▸ WRITTEN PROBLEM
Find the number of lines containing the string "this" in the data. Answer with the number by itself.
----- DATASET RECORDS
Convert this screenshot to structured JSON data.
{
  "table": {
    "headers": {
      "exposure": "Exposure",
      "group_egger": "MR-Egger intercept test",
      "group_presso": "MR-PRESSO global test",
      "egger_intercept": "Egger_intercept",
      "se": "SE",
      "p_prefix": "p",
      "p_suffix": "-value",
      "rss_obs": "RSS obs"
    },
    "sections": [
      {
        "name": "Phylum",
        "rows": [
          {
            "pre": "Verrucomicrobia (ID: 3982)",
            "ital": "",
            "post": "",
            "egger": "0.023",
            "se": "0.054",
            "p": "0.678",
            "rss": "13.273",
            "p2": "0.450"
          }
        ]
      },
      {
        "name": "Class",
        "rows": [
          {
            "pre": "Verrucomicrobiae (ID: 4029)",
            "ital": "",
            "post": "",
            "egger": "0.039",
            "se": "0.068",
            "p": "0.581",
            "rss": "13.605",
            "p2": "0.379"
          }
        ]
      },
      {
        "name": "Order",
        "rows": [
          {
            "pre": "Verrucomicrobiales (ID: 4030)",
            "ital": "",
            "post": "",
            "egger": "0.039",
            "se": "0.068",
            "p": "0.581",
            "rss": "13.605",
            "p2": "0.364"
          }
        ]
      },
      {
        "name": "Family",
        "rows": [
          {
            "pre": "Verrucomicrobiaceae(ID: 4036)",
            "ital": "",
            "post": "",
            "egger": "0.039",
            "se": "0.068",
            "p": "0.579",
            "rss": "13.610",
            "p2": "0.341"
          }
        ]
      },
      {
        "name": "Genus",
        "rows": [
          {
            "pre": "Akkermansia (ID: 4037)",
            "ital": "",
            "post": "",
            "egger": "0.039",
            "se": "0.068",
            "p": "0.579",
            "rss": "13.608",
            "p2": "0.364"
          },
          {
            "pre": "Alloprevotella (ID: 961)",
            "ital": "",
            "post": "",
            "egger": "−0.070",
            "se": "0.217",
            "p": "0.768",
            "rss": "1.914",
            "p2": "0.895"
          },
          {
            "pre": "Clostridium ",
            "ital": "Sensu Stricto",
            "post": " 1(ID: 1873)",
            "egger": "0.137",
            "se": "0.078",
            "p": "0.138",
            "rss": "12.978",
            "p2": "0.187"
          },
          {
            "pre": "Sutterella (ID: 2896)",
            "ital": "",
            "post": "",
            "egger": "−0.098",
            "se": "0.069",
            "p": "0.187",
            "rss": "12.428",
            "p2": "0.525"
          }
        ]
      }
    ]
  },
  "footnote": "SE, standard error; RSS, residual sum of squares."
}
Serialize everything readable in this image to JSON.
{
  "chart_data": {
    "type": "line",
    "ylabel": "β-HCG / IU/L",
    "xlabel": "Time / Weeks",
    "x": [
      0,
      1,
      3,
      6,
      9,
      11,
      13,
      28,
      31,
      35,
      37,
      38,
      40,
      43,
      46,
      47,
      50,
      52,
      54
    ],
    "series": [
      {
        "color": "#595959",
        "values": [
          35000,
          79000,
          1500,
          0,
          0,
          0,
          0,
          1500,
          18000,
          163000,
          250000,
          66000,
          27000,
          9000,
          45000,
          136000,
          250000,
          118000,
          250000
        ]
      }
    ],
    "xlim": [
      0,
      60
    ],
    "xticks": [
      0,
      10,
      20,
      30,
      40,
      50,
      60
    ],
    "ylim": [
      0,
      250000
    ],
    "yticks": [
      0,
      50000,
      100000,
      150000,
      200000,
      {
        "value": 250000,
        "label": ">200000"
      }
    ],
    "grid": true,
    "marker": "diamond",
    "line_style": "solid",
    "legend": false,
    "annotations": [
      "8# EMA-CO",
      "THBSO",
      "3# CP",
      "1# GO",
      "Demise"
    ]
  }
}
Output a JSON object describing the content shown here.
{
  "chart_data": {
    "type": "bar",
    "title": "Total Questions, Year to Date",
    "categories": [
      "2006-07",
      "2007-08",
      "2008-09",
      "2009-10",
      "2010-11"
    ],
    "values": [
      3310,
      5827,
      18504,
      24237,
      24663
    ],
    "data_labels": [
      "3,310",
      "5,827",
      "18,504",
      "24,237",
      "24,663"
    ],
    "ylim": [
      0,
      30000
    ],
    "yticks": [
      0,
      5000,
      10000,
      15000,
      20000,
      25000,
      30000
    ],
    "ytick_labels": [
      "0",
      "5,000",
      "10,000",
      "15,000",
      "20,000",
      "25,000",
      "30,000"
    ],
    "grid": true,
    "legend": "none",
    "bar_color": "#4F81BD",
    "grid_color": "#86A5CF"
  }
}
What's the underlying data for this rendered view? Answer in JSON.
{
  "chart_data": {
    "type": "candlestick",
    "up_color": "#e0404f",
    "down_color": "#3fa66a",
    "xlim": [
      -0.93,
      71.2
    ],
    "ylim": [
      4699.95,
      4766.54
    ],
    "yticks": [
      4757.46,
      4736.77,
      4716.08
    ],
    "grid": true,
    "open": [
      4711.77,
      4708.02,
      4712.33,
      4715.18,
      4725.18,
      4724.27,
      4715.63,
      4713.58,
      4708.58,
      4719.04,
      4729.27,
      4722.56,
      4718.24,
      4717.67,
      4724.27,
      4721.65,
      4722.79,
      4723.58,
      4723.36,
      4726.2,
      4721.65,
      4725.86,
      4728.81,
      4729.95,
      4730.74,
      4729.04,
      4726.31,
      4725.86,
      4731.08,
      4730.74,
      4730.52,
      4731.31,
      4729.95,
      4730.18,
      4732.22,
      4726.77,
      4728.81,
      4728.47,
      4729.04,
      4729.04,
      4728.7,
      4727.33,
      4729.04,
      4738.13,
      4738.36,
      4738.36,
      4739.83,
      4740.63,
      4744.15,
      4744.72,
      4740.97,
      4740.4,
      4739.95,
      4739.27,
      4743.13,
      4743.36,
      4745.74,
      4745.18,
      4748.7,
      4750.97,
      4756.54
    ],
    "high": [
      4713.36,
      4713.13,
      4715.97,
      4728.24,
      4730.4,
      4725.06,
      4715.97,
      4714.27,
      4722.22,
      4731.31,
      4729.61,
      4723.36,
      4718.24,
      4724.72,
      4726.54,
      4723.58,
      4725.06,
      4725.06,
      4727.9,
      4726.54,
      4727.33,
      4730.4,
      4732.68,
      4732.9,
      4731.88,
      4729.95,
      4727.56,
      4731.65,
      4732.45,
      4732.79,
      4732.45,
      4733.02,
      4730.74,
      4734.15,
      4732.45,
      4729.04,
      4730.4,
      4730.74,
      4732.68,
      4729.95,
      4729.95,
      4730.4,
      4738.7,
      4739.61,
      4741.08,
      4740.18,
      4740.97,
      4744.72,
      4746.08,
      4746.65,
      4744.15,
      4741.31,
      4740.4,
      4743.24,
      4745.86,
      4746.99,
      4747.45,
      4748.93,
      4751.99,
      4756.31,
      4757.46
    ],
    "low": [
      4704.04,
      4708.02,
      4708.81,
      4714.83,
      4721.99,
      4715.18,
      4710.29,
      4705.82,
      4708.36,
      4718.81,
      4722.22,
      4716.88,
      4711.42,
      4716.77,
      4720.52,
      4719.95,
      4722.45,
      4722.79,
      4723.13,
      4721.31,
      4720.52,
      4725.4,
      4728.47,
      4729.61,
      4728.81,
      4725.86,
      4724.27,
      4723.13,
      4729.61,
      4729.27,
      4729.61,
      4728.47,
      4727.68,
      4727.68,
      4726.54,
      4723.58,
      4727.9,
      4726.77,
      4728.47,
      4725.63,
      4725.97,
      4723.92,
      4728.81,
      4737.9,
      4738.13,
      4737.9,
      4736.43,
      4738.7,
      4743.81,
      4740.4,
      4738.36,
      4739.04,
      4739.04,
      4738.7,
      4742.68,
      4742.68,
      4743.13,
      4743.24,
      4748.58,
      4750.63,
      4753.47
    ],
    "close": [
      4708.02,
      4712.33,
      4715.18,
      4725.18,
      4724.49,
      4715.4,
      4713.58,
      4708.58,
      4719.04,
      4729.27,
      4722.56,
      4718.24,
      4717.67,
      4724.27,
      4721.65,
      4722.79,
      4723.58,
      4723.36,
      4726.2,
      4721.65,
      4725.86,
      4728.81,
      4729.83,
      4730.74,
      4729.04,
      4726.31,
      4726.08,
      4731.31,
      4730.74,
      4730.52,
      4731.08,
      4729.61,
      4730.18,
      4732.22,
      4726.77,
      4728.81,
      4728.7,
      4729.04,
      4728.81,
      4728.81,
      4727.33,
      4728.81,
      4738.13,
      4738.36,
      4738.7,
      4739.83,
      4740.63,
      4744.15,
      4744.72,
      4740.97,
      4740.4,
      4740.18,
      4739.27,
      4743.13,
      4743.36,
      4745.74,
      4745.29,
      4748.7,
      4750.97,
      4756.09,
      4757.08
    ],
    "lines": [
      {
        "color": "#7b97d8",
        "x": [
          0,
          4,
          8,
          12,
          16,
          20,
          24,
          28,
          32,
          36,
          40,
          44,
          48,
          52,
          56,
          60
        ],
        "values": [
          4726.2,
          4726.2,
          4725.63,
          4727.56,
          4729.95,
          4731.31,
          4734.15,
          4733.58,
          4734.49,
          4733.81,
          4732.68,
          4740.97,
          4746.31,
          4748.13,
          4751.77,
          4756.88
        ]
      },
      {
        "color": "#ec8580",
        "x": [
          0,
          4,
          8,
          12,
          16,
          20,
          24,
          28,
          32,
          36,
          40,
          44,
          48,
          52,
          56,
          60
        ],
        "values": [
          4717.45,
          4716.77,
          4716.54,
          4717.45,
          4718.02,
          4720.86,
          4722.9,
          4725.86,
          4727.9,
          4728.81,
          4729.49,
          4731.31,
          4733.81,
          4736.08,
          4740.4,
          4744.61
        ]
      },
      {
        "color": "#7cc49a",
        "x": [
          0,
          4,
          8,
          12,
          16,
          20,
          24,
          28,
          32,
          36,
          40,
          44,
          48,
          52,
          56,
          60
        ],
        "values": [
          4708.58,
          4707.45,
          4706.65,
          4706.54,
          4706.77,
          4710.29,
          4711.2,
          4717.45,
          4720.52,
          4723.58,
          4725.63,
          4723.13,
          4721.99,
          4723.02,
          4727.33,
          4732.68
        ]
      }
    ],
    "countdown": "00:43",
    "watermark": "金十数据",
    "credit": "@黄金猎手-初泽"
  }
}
----------
▸ CORRECT ANSWER
3